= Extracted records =
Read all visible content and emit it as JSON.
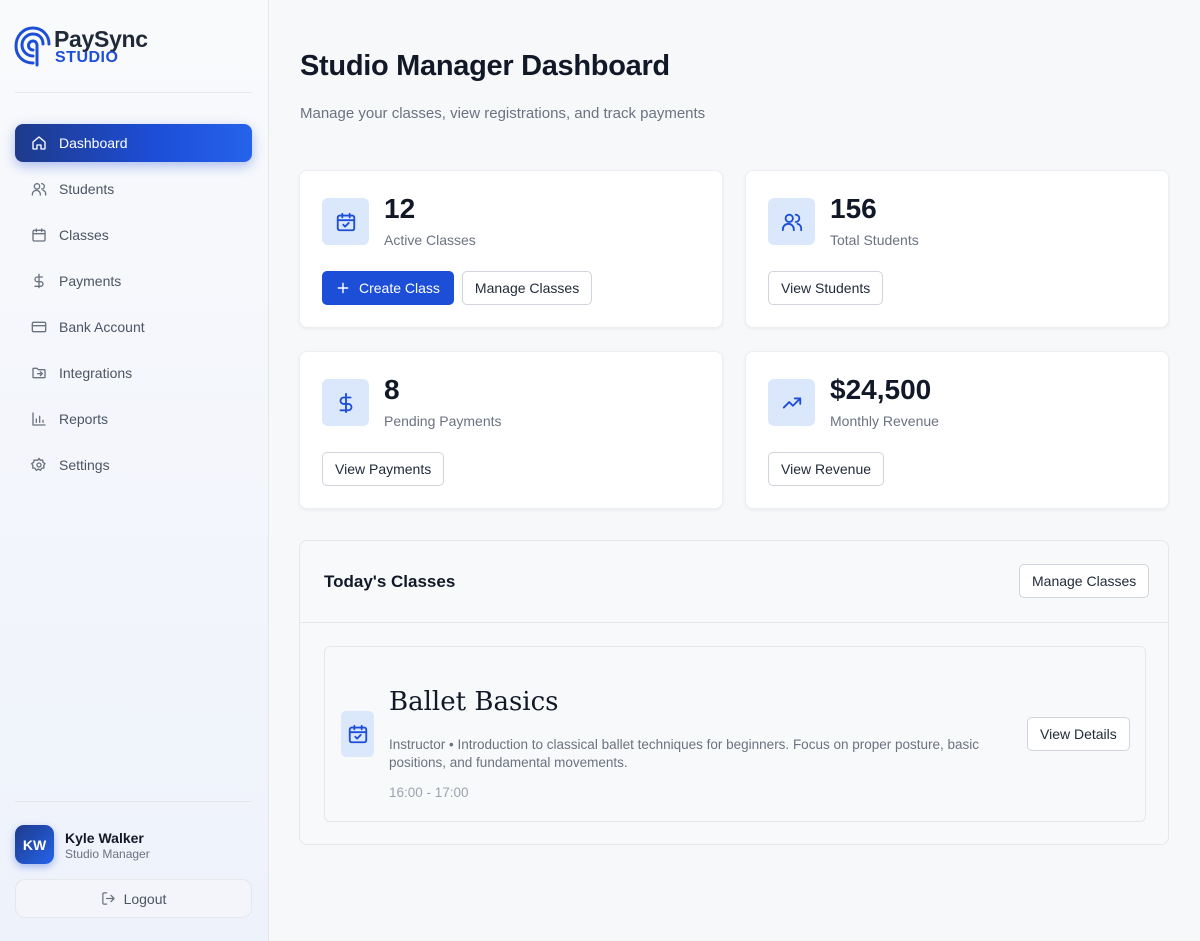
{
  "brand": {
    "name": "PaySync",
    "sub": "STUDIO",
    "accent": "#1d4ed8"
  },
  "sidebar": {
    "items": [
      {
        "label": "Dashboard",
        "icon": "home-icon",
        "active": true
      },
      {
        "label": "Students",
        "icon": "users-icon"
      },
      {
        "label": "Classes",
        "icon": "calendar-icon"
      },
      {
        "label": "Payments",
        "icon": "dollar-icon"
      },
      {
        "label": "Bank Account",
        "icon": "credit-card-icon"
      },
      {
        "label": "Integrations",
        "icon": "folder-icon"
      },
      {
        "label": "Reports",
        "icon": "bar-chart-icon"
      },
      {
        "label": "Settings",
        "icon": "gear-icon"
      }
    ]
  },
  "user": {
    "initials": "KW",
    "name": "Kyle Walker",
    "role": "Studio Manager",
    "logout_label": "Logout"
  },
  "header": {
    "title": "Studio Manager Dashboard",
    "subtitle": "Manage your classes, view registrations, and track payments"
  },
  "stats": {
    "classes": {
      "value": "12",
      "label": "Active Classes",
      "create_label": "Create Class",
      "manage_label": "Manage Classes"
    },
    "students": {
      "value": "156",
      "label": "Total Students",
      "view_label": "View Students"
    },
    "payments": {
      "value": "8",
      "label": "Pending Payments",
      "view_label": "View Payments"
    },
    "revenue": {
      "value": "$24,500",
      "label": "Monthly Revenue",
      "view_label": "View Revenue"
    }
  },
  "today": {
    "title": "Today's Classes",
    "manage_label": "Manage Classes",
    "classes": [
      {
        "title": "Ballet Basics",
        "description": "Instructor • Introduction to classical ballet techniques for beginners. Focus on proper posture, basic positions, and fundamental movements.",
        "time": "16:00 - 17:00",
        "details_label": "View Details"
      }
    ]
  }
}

==

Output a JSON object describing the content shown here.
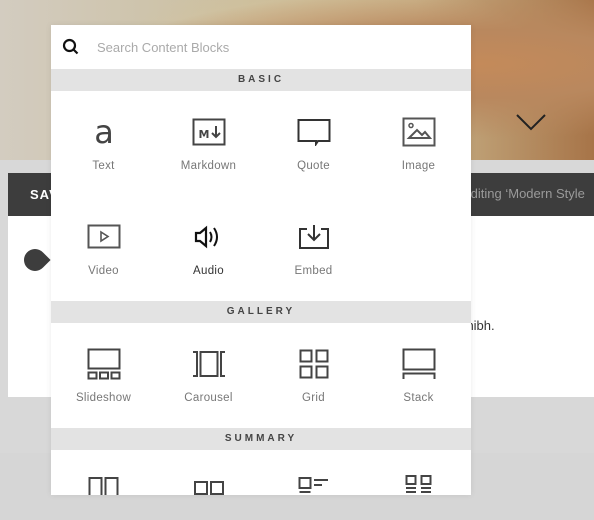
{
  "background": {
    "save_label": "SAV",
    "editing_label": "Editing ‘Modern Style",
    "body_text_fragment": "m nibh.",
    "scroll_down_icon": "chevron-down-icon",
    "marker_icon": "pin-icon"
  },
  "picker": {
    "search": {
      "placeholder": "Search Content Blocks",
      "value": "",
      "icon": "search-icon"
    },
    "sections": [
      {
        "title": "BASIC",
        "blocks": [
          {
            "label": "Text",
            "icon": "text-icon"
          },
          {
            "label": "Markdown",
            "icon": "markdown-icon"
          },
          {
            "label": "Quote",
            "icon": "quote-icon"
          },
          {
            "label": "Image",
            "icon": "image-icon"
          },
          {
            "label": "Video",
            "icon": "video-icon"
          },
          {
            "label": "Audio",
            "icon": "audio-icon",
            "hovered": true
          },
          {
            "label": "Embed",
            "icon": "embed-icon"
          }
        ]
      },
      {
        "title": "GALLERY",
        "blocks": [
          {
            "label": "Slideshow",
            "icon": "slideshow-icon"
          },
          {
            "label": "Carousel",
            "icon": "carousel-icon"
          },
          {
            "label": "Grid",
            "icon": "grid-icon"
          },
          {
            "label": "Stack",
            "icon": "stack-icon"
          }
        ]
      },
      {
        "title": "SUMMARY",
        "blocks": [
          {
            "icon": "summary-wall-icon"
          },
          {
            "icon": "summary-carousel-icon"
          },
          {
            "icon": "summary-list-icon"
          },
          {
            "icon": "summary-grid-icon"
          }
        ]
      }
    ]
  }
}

= Given exercise =
Search the data for "value" and list every line in which it occurs.

= Complete response =
      "value": "12",
      "value": "156",
      "value": "8",
      "value": "$24,500",
      "value": "",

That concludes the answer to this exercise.